(Structured figure records)
● ● ● ● ●

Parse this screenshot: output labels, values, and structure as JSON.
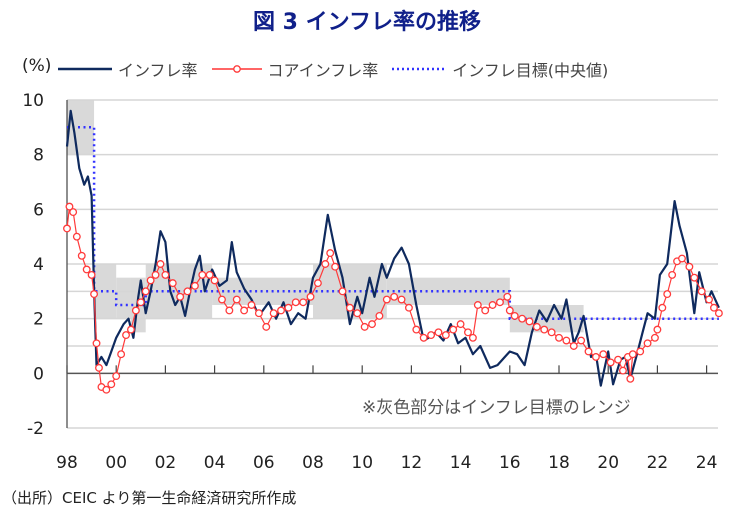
{
  "title": "図 3  インフレ率の推移",
  "unit_label": "(%)",
  "note": "※灰色部分はインフレ目標のレンジ",
  "source": "（出所）CEIC より第一生命経済研究所作成",
  "chart_data": {
    "type": "line",
    "title": "図 3  インフレ率の推移",
    "ylabel": "(%)",
    "ylim": [
      -2,
      10
    ],
    "xlim": [
      1998,
      2024.6
    ],
    "yticks": [
      {
        "value": 10,
        "label": "10",
        "color": "#222222"
      },
      {
        "value": 8,
        "label": "8",
        "color": "#222222"
      },
      {
        "value": 6,
        "label": "6",
        "color": "#222222"
      },
      {
        "value": 4,
        "label": "4",
        "color": "#222222"
      },
      {
        "value": 2,
        "label": "2",
        "color": "#222222"
      },
      {
        "value": 0,
        "label": "0",
        "color": "#222222"
      },
      {
        "value": -2,
        "label": "-2",
        "color": "#ff0000"
      }
    ],
    "gridlines": [
      10,
      8,
      6,
      4,
      3,
      2,
      1
    ],
    "xticks": [
      {
        "value": 1998,
        "label": "98"
      },
      {
        "value": 2000,
        "label": "00"
      },
      {
        "value": 2002,
        "label": "02"
      },
      {
        "value": 2004,
        "label": "04"
      },
      {
        "value": 2006,
        "label": "06"
      },
      {
        "value": 2008,
        "label": "08"
      },
      {
        "value": 2010,
        "label": "10"
      },
      {
        "value": 2012,
        "label": "12"
      },
      {
        "value": 2014,
        "label": "14"
      },
      {
        "value": 2016,
        "label": "16"
      },
      {
        "value": 2018,
        "label": "18"
      },
      {
        "value": 2020,
        "label": "20"
      },
      {
        "value": 2022,
        "label": "22"
      },
      {
        "value": 2024,
        "label": "24"
      }
    ],
    "legend_position": "top",
    "target_range": [
      {
        "from": 1998,
        "to": 1999.1,
        "low": 8,
        "high": 10
      },
      {
        "from": 1999.1,
        "to": 2000,
        "low": 2,
        "high": 4
      },
      {
        "from": 2000,
        "to": 2000.6,
        "low": 2,
        "high": 3.5
      },
      {
        "from": 2000.6,
        "to": 2001.2,
        "low": 1.5,
        "high": 3.5
      },
      {
        "from": 2001.2,
        "to": 2003.9,
        "low": 2,
        "high": 4
      },
      {
        "from": 2003.9,
        "to": 2008,
        "low": 2.5,
        "high": 3.5
      },
      {
        "from": 2008,
        "to": 2011,
        "low": 2,
        "high": 4
      },
      {
        "from": 2011,
        "to": 2016,
        "low": 2.5,
        "high": 3.5
      },
      {
        "from": 2016,
        "to": 2019,
        "low": 1.5,
        "high": 2.5
      }
    ],
    "series": [
      {
        "name": "インフレ率",
        "color": "#0f2a5e",
        "style": "solid",
        "x": [
          1998.0,
          1998.15,
          1998.3,
          1998.5,
          1998.7,
          1998.85,
          1999.0,
          1999.1,
          1999.2,
          1999.4,
          1999.6,
          1999.8,
          2000.0,
          2000.3,
          2000.5,
          2000.7,
          2000.9,
          2001.0,
          2001.2,
          2001.4,
          2001.6,
          2001.8,
          2002.0,
          2002.2,
          2002.4,
          2002.6,
          2002.8,
          2003.0,
          2003.2,
          2003.4,
          2003.6,
          2003.9,
          2004.2,
          2004.5,
          2004.7,
          2004.9,
          2005.2,
          2005.5,
          2005.8,
          2006.2,
          2006.5,
          2006.8,
          2007.1,
          2007.4,
          2007.7,
          2008.0,
          2008.3,
          2008.6,
          2008.9,
          2009.2,
          2009.5,
          2009.8,
          2010.0,
          2010.3,
          2010.5,
          2010.8,
          2011.0,
          2011.3,
          2011.6,
          2011.9,
          2012.2,
          2012.5,
          2012.7,
          2013.0,
          2013.3,
          2013.6,
          2013.9,
          2014.2,
          2014.5,
          2014.8,
          2015.2,
          2015.5,
          2015.8,
          2016.0,
          2016.3,
          2016.6,
          2016.9,
          2017.2,
          2017.5,
          2017.8,
          2018.1,
          2018.3,
          2018.6,
          2018.8,
          2019.0,
          2019.3,
          2019.5,
          2019.7,
          2020.0,
          2020.2,
          2020.5,
          2020.7,
          2020.9,
          2021.2,
          2021.4,
          2021.6,
          2021.9,
          2022.1,
          2022.4,
          2022.7,
          2022.9,
          2023.2,
          2023.5,
          2023.7,
          2024.0,
          2024.2,
          2024.5
        ],
        "values": [
          8.3,
          9.6,
          8.8,
          7.5,
          6.9,
          7.2,
          6.5,
          3.0,
          0.3,
          0.6,
          0.3,
          0.8,
          1.3,
          1.8,
          2.0,
          1.3,
          2.8,
          3.4,
          2.2,
          3.0,
          4.0,
          5.2,
          4.8,
          3.0,
          2.5,
          2.8,
          2.1,
          3.0,
          3.8,
          4.3,
          3.0,
          3.8,
          3.2,
          3.4,
          4.8,
          3.7,
          3.1,
          2.7,
          2.1,
          2.6,
          2.0,
          2.6,
          1.8,
          2.2,
          2.0,
          3.5,
          4.0,
          5.8,
          4.5,
          3.5,
          1.8,
          2.8,
          2.2,
          3.5,
          2.8,
          4.0,
          3.5,
          4.2,
          4.6,
          4.0,
          2.5,
          1.2,
          1.3,
          1.5,
          1.2,
          1.8,
          1.1,
          1.3,
          0.7,
          1.0,
          0.2,
          0.3,
          0.6,
          0.8,
          0.7,
          0.3,
          1.5,
          2.3,
          1.9,
          2.5,
          2.0,
          2.7,
          1.1,
          1.5,
          2.1,
          0.6,
          0.7,
          -0.45,
          0.8,
          -0.4,
          0.5,
          0.6,
          -0.2,
          0.8,
          1.5,
          2.2,
          2.0,
          3.6,
          4.0,
          6.3,
          5.4,
          4.4,
          2.2,
          3.7,
          2.6,
          3.0,
          2.4
        ]
      },
      {
        "name": "コアインフレ率",
        "color": "#ff3b3b",
        "style": "line-marker",
        "x": [
          1998.0,
          1998.1,
          1998.25,
          1998.4,
          1998.6,
          1998.8,
          1999.0,
          1999.1,
          1999.2,
          1999.3,
          1999.4,
          1999.6,
          1999.8,
          2000.0,
          2000.2,
          2000.4,
          2000.6,
          2000.8,
          2001.0,
          2001.2,
          2001.4,
          2001.6,
          2001.8,
          2002.0,
          2002.3,
          2002.6,
          2002.9,
          2003.2,
          2003.5,
          2003.8,
          2004.0,
          2004.3,
          2004.6,
          2004.9,
          2005.2,
          2005.5,
          2005.8,
          2006.1,
          2006.4,
          2006.7,
          2007.0,
          2007.3,
          2007.6,
          2007.9,
          2008.2,
          2008.5,
          2008.7,
          2008.9,
          2009.2,
          2009.5,
          2009.8,
          2010.1,
          2010.4,
          2010.7,
          2011.0,
          2011.3,
          2011.6,
          2011.9,
          2012.2,
          2012.5,
          2012.8,
          2013.1,
          2013.4,
          2013.7,
          2014.0,
          2014.3,
          2014.5,
          2014.7,
          2015.0,
          2015.3,
          2015.6,
          2015.9,
          2016.0,
          2016.2,
          2016.5,
          2016.8,
          2017.1,
          2017.4,
          2017.7,
          2018.0,
          2018.3,
          2018.6,
          2018.9,
          2019.2,
          2019.5,
          2019.8,
          2020.1,
          2020.4,
          2020.6,
          2020.8,
          2020.9,
          2021.0,
          2021.3,
          2021.6,
          2021.9,
          2022.0,
          2022.2,
          2022.4,
          2022.6,
          2022.8,
          2023.0,
          2023.3,
          2023.5,
          2023.8,
          2024.1,
          2024.3,
          2024.5
        ],
        "values": [
          5.3,
          6.1,
          5.9,
          5.0,
          4.3,
          3.8,
          3.6,
          2.9,
          1.1,
          0.2,
          -0.5,
          -0.6,
          -0.4,
          -0.1,
          0.7,
          1.4,
          1.6,
          2.3,
          2.6,
          3.0,
          3.4,
          3.6,
          4.0,
          3.6,
          3.3,
          2.8,
          3.0,
          3.2,
          3.6,
          3.6,
          3.4,
          2.7,
          2.3,
          2.7,
          2.3,
          2.5,
          2.2,
          1.7,
          2.2,
          2.3,
          2.4,
          2.6,
          2.6,
          2.8,
          3.3,
          4.0,
          4.4,
          3.9,
          3.0,
          2.4,
          2.2,
          1.7,
          1.8,
          2.1,
          2.7,
          2.8,
          2.7,
          2.4,
          1.6,
          1.3,
          1.4,
          1.5,
          1.4,
          1.6,
          1.8,
          1.5,
          1.3,
          2.5,
          2.3,
          2.5,
          2.6,
          2.8,
          2.3,
          2.1,
          2.0,
          1.9,
          1.7,
          1.6,
          1.5,
          1.3,
          1.2,
          1.0,
          1.2,
          0.8,
          0.6,
          0.7,
          0.4,
          0.5,
          0.1,
          0.6,
          -0.2,
          0.7,
          0.8,
          1.1,
          1.3,
          1.6,
          2.4,
          2.9,
          3.6,
          4.1,
          4.2,
          3.9,
          3.5,
          3.0,
          2.7,
          2.4,
          2.2
        ]
      },
      {
        "name": "インフレ目標(中央値)",
        "color": "#3333ff",
        "style": "dotted",
        "x": [
          1998.0,
          1999.1,
          1999.1,
          2000.0,
          2000.0,
          2001.2,
          2001.2,
          2016.0,
          2016.0,
          2024.5
        ],
        "values": [
          9,
          9,
          3,
          3,
          2.5,
          2.5,
          3,
          3,
          2,
          2
        ]
      }
    ]
  }
}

● ● ● ● ●

▸ **Exercise requirements**
State how many lines of the listing above hold the word "from", with nothing but the number.

▸ **Exercise result**
9